Box coordinate listings:
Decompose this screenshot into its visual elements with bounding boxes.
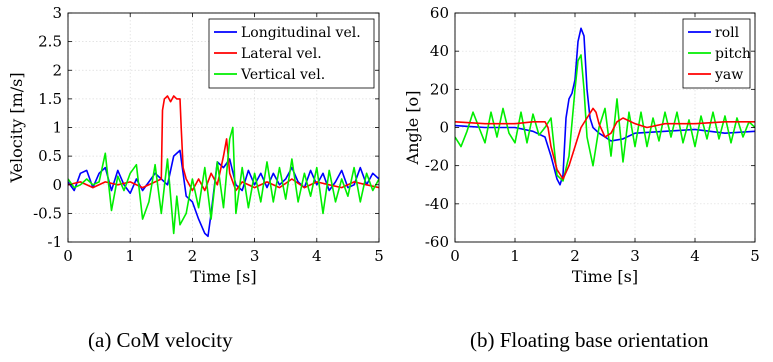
legend-label-1: pitch <box>715 46 751 62</box>
y-tick-label: -1 <box>47 233 62 251</box>
chart-velocity: 0 1 2 3 4 5 -1 -0.5 0 0.5 1 1.5 2 2.5 3 Time [s] Velocit… <box>7 4 384 286</box>
x-axis-label: Time [s] <box>190 267 256 286</box>
caption-velocity: (a) CoM velocity <box>88 328 233 352</box>
series-line-0 <box>455 27 755 186</box>
y-tick-label: 0.5 <box>38 147 62 165</box>
y-tick-label: -0.5 <box>33 204 62 222</box>
y-tick-label: 0 <box>439 119 449 137</box>
y-tick-label: 0 <box>52 176 62 194</box>
x-tick-label: 4 <box>690 247 700 265</box>
x-tick-label: 0 <box>450 247 460 265</box>
y-tick-label: -40 <box>425 195 449 213</box>
x-tick-label: 4 <box>312 247 322 265</box>
caption-orientation: (b) Floating base orientation <box>470 328 709 352</box>
x-tick-label: 2 <box>570 247 580 265</box>
y-tick-label: 40 <box>430 42 449 60</box>
y-tick-label: 2 <box>52 61 62 79</box>
y-tick-label: 60 <box>430 4 449 22</box>
x-tick-label: 2 <box>188 247 198 265</box>
legend-label-2: yaw <box>714 67 743 83</box>
legend-label-0: roll <box>715 25 740 41</box>
series-line-2 <box>455 107 755 180</box>
y-tick-label: 3 <box>52 4 62 22</box>
series-group <box>455 27 755 186</box>
x-axis-label: Time [s] <box>572 267 638 286</box>
legend-label-2: Vertical vel. <box>240 67 325 83</box>
y-axis-label: Angle [o] <box>403 91 422 166</box>
y-tick-label: -60 <box>425 233 449 251</box>
x-tick-label: 1 <box>510 247 520 265</box>
series-group <box>68 95 379 238</box>
y-tick-label: -20 <box>425 157 449 175</box>
x-tick-label: 3 <box>630 247 640 265</box>
legend-label-1: Lateral vel. <box>241 46 322 62</box>
y-tick-label: 2.5 <box>38 33 62 51</box>
y-tick-label: 20 <box>430 80 449 98</box>
chart-orientation: 0 1 2 3 4 5 -60 -40 -20 0 20 40 60 Time [s] Angle [o] r… <box>403 4 760 286</box>
series-line-2 <box>68 126 379 235</box>
charts-canvas: 0 1 2 3 4 5 -1 -0.5 0 0.5 1 1.5 2 2.5 3 Time [s] Velocit… <box>7 4 760 286</box>
x-tick-label: 1 <box>125 247 135 265</box>
x-tick-label: 5 <box>374 247 384 265</box>
x-tick-label: 0 <box>63 247 73 265</box>
x-tick-label: 5 <box>750 247 760 265</box>
y-tick-label: 1.5 <box>38 90 62 108</box>
legend-label-0: Longitudinal vel. <box>241 25 361 41</box>
x-tick-label: 3 <box>250 247 260 265</box>
y-axis-label: Velocity [m/s] <box>7 72 26 183</box>
y-tick-label: 1 <box>52 119 62 137</box>
series-line-1 <box>68 95 379 192</box>
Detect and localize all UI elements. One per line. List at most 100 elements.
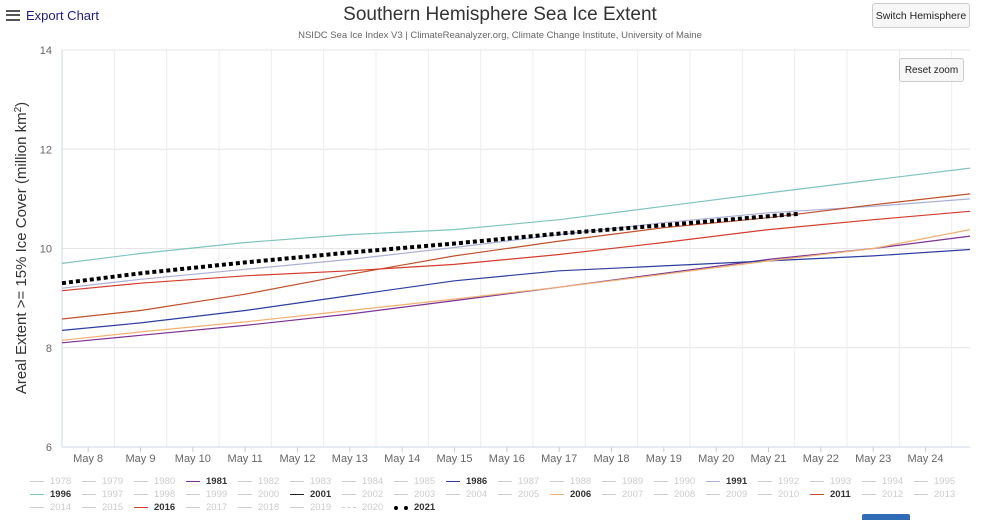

Task details: Present every line of the material above as a numbered list, omitting blank lines and the pictures.

Final result:
1. Decompose this screenshot into its visual elements with bounding boxes.
2. legend-label-1: pitch <box>715 46 751 62</box>
3. y-tick-label: -1 <box>47 233 62 251</box>
4. chart-velocity: 0 1 2 3 4 5 -1 -0.5 0 0.5 1 1.5 2 2.5 3 Time [s] Velocit… <box>7 4 384 286</box>
5. x-axis-label: Time [s] <box>190 267 256 286</box>
6. caption-velocity: (a) CoM velocity <box>88 328 233 352</box>
7. series-line-0 <box>455 27 755 186</box>
8. y-tick-label: 0.5 <box>38 147 62 165</box>
9. y-tick-label: -0.5 <box>33 204 62 222</box>
10. y-tick-label: 0 <box>439 119 449 137</box>
11. y-tick-label: 0 <box>52 176 62 194</box>
12. x-tick-label: 4 <box>690 247 700 265</box>
13. x-tick-label: 0 <box>450 247 460 265</box>
14. y-tick-label: -40 <box>425 195 449 213</box>
15. x-tick-label: 4 <box>312 247 322 265</box>
16. caption-orientation: (b) Floating base orientation <box>470 328 709 352</box>
17. x-tick-label: 2 <box>570 247 580 265</box>
18. y-tick-label: 40 <box>430 42 449 60</box>
19. y-tick-label: 2 <box>52 61 62 79</box>
20. y-tick-label: 60 <box>430 4 449 22</box>
21. x-tick-label: 2 <box>188 247 198 265</box>
22. legend-label-2: yaw <box>714 67 743 83</box>
23. legend-label-0: roll <box>715 25 740 41</box>
24. series-line-2 <box>455 107 755 180</box>
25. y-tick-label: 3 <box>52 4 62 22</box>
26. series-group <box>455 27 755 186</box>
27. x-axis-label: Time [s] <box>572 267 638 286</box>
28. legend-label-2: Vertical vel. <box>240 67 325 83</box>
29. y-axis-label: Angle [o] <box>403 91 422 166</box>
30. y-tick-label: -60 <box>425 233 449 251</box>
31. x-tick-label: 1 <box>510 247 520 265</box>
32. series-group <box>68 95 379 238</box>
33. y-tick-label: -20 <box>425 157 449 175</box>
34. x-tick-label: 3 <box>630 247 640 265</box>
35. legend-label-1: Lateral vel. <box>241 46 322 62</box>
36. y-tick-label: 2.5 <box>38 33 62 51</box>
37. y-tick-label: 20 <box>430 80 449 98</box>
38. chart-orientation: 0 1 2 3 4 5 -60 -40 -20 0 20 40 60 Time [s] Angle [o] r… <box>403 4 760 286</box>
39. series-line-2 <box>68 126 379 235</box>
40. charts-canvas: 0 1 2 3 4 5 -1 -0.5 0 0.5 1 1.5 2 2.5 3 Time [s] Velocit… <box>7 4 760 286</box>
41. x-tick-label: 1 <box>125 247 135 265</box>
42. x-tick-label: 5 <box>374 247 384 265</box>
43. x-tick-label: 0 <box>63 247 73 265</box>
44. x-tick-label: 5 <box>750 247 760 265</box>
45. y-tick-label: 1.5 <box>38 90 62 108</box>
46. legend-label-0: Longitudinal vel. <box>241 25 361 41</box>
47. x-tick-label: 3 <box>250 247 260 265</box>
48. y-axis-label: Velocity [m/s] <box>7 72 26 183</box>
49. y-tick-label: 1 <box>52 119 62 137</box>
50. series-line-1 <box>68 95 379 192</box>
51. Detect and localize all UI elements. One per line. List at most 100 elements.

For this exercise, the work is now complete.